_What is needed_
Your task is to give the data again, exactly, with every line intact.
-------- Exercise data --------
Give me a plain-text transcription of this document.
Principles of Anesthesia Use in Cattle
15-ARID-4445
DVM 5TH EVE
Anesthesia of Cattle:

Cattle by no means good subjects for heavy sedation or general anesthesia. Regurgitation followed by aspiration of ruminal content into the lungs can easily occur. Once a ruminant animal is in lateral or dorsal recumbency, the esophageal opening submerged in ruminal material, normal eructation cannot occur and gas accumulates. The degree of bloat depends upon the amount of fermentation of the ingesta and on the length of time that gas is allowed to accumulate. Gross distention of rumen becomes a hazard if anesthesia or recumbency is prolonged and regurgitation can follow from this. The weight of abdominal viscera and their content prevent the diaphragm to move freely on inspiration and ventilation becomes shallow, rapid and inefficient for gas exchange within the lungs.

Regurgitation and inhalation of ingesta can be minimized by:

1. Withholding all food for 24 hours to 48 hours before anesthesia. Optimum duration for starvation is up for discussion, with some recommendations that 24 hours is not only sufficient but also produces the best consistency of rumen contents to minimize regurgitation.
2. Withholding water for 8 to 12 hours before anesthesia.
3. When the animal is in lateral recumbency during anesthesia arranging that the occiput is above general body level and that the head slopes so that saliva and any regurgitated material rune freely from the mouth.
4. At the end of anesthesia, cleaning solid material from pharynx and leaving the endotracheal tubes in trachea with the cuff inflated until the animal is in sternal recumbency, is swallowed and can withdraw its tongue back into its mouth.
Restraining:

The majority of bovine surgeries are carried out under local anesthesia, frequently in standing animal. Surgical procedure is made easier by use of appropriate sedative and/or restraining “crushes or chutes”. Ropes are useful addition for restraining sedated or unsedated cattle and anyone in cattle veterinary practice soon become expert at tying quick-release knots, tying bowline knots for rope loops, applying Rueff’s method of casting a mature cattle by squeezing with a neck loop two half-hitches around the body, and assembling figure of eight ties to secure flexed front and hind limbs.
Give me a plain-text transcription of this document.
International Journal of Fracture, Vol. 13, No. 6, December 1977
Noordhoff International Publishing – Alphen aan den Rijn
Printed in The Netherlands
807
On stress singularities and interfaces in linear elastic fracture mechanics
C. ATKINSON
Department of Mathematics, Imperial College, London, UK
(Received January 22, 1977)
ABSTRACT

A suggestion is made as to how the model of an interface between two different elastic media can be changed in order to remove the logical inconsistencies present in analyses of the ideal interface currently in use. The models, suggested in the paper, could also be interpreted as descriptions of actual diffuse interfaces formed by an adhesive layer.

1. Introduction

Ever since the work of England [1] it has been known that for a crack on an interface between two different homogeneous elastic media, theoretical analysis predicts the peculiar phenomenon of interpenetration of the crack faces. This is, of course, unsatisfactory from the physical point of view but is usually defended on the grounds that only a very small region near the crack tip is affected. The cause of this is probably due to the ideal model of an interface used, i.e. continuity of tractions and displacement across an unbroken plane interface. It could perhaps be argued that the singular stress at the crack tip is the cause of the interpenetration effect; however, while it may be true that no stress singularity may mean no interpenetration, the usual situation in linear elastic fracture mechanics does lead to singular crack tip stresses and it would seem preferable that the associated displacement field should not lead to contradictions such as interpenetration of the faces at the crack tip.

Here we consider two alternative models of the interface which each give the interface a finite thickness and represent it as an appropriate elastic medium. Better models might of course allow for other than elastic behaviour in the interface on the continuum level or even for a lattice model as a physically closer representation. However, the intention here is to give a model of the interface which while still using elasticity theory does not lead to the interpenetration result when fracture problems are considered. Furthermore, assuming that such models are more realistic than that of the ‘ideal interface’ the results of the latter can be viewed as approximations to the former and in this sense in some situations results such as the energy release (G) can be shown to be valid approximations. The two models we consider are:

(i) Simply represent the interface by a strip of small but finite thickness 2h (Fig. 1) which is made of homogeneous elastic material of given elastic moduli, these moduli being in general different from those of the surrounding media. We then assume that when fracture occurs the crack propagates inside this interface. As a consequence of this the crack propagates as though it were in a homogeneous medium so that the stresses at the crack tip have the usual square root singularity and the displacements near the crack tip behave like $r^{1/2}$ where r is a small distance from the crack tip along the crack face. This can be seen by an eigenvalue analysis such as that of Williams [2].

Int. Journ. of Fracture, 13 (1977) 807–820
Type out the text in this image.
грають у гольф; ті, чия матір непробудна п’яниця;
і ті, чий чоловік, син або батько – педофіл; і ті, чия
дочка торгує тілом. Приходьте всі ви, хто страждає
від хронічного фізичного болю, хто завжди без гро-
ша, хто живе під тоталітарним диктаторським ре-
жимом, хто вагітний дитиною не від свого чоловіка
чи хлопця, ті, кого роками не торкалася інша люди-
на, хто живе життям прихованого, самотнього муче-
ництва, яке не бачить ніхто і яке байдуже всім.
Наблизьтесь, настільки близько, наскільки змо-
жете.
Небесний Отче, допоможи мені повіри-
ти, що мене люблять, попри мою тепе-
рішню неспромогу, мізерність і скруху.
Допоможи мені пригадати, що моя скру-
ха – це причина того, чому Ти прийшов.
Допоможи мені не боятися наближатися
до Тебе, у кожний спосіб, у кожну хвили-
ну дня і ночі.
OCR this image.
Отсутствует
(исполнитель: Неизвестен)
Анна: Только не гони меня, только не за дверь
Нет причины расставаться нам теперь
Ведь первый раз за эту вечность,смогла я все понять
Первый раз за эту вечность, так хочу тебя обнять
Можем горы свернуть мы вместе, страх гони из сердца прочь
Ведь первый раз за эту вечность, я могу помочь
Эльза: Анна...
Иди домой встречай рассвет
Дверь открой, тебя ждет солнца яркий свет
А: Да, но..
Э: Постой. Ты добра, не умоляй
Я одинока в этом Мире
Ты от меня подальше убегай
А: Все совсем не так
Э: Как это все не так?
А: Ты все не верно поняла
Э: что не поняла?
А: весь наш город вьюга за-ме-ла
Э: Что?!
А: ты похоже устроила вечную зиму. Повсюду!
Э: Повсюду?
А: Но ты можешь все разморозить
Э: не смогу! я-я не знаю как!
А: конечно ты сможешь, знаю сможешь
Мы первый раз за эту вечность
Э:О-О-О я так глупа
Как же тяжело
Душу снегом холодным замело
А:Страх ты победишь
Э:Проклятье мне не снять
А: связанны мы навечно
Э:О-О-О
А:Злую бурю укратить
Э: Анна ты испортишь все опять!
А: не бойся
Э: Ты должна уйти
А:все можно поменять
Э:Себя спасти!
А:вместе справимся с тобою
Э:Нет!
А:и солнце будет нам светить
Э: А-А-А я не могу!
--------
_Answer_
Give me a plain-text transcription of this document.
Principles of Anesthesia Use in Cattle
15-ARID-4445
DVM 5TH EVE
Anesthesia of Cattle:

Cattle by no means good subjects for heavy sedation or general anesthesia. Regurgitation followed by aspiration of ruminal content into the lungs can easily occur. Once a ruminant animal is in lateral or dorsal recumbency, the esophageal opening submerged in ruminal material, normal eructation cannot occur and gas accumulates. The degree of bloat depends upon the amount of fermentation of the ingesta and on the length of time that gas is allowed to accumulate. Gross distention of rumen becomes a hazard if anesthesia or recumbency is prolonged and regurgitation can follow from this. The weight of abdominal viscera and their content prevent the diaphragm to move freely on inspiration and ventilation becomes shallow, rapid and inefficient for gas exchange within the lungs.

Regurgitation and inhalation of ingesta can be minimized by:

1. Withholding all food for 24 hours to 48 hours before anesthesia. Optimum duration for starvation is up for discussion, with some recommendations that 24 hours is not only sufficient but also produces the best consistency of rumen contents to minimize regurgitation.
2. Withholding water for 8 to 12 hours before anesthesia.
3. When the animal is in lateral recumbency during anesthesia arranging that the occiput is above general body level and that the head slopes so that saliva and any regurgitated material rune freely from the mouth.
4. At the end of anesthesia, cleaning solid material from pharynx and leaving the endotracheal tubes in trachea with the cuff inflated until the animal is in sternal recumbency, is swallowed and can withdraw its tongue back into its mouth.
Restraining:

The majority of bovine surgeries are carried out under local anesthesia, frequently in standing animal. Surgical procedure is made easier by use of appropriate sedative and/or restraining “crushes or chutes”. Ropes are useful addition for restraining sedated or unsedated cattle and anyone in cattle veterinary practice soon become expert at tying quick-release knots, tying bowline knots for rope loops, applying Rueff’s method of casting a mature cattle by squeezing with a neck loop two half-hitches around the body, and assembling figure of eight ties to secure flexed front and hind limbs.
Give me a plain-text transcription of this document.
International Journal of Fracture, Vol. 13, No. 6, December 1977
Noordhoff International Publishing – Alphen aan den Rijn
Printed in The Netherlands
807
On stress singularities and interfaces in linear elastic fracture mechanics
C. ATKINSON
Department of Mathematics, Imperial College, London, UK
(Received January 22, 1977)
ABSTRACT

A suggestion is made as to how the model of an interface between two different elastic media can be changed in order to remove the logical inconsistencies present in analyses of the ideal interface currently in use. The models, suggested in the paper, could also be interpreted as descriptions of actual diffuse interfaces formed by an adhesive layer.

1. Introduction

Ever since the work of England [1] it has been known that for a crack on an interface between two different homogeneous elastic media, theoretical analysis predicts the peculiar phenomenon of interpenetration of the crack faces. This is, of course, unsatisfactory from the physical point of view but is usually defended on the grounds that only a very small region near the crack tip is affected. The cause of this is probably due to the ideal model of an interface used, i.e. continuity of tractions and displacement across an unbroken plane interface. It could perhaps be argued that the singular stress at the crack tip is the cause of the interpenetration effect; however, while it may be true that no stress singularity may mean no interpenetration, the usual situation in linear elastic fracture mechanics does lead to singular crack tip stresses and it would seem preferable that the associated displacement field should not lead to contradictions such as interpenetration of the faces at the crack tip.

Here we consider two alternative models of the interface which each give the interface a finite thickness and represent it as an appropriate elastic medium. Better models might of course allow for other than elastic behaviour in the interface on the continuum level or even for a lattice model as a physically closer representation. However, the intention here is to give a model of the interface which while still using elasticity theory does not lead to the interpenetration result when fracture problems are considered. Furthermore, assuming that such models are more realistic than that of the ‘ideal interface’ the results of the latter can be viewed as approximations to the former and in this sense in some situations results such as the energy release (G) can be shown to be valid approximations. The two models we consider are:

(i) Simply represent the interface by a strip of small but finite thickness 2h (Fig. 1) which is made of homogeneous elastic material of given elastic moduli, these moduli being in general different from those of the surrounding media. We then assume that when fracture occurs the crack propagates inside this interface. As a consequence of this the crack propagates as though it were in a homogeneous medium so that the stresses at the crack tip have the usual square root singularity and the displacements near the crack tip behave like $r^{1/2}$ where r is a small distance from the crack tip along the crack face. This can be seen by an eigenvalue analysis such as that of Williams [2].

Int. Journ. of Fracture, 13 (1977) 807–820
Type out the text in this image.
грають у гольф; ті, чия матір непробудна п’яниця;
і ті, чий чоловік, син або батько – педофіл; і ті, чия
дочка торгує тілом. Приходьте всі ви, хто страждає
від хронічного фізичного болю, хто завжди без гро-
ша, хто живе під тоталітарним диктаторським ре-
жимом, хто вагітний дитиною не від свого чоловіка
чи хлопця, ті, кого роками не торкалася інша люди-
на, хто живе життям прихованого, самотнього муче-
ництва, яке не бачить ніхто і яке байдуже всім.
Наблизьтесь, настільки близько, наскільки змо-
жете.
Небесний Отче, допоможи мені повіри-
ти, що мене люблять, попри мою тепе-
рішню неспромогу, мізерність і скруху.
Допоможи мені пригадати, що моя скру-
ха – це причина того, чому Ти прийшов.
Допоможи мені не боятися наближатися
до Тебе, у кожний спосіб, у кожну хвили-
ну дня і ночі.
OCR this image.
Отсутствует
(исполнитель: Неизвестен)
Анна: Только не гони меня, только не за дверь
Нет причины расставаться нам теперь
Ведь первый раз за эту вечность,смогла я все понять
Первый раз за эту вечность, так хочу тебя обнять
Можем горы свернуть мы вместе, страх гони из сердца прочь
Ведь первый раз за эту вечность, я могу помочь
Эльза: Анна...
Иди домой встречай рассвет
Дверь открой, тебя ждет солнца яркий свет
А: Да, но..
Э: Постой. Ты добра, не умоляй
Я одинока в этом Мире
Ты от меня подальше убегай
А: Все совсем не так
Э: Как это все не так?
А: Ты все не верно поняла
Э: что не поняла?
А: весь наш город вьюга за-ме-ла
Э: Что?!
А: ты похоже устроила вечную зиму. Повсюду!
Э: Повсюду?
А: Но ты можешь все разморозить
Э: не смогу! я-я не знаю как!
А: конечно ты сможешь, знаю сможешь
Мы первый раз за эту вечность
Э:О-О-О я так глупа
Как же тяжело
Душу снегом холодным замело
А:Страх ты победишь
Э:Проклятье мне не снять
А: связанны мы навечно
Э:О-О-О
А:Злую бурю укратить
Э: Анна ты испортишь все опять!
А: не бойся
Э: Ты должна уйти
А:все можно поменять
Э:Себя спасти!
А:вместе справимся с тобою
Э:Нет!
А:и солнце будет нам светить
Э: А-А-А я не могу!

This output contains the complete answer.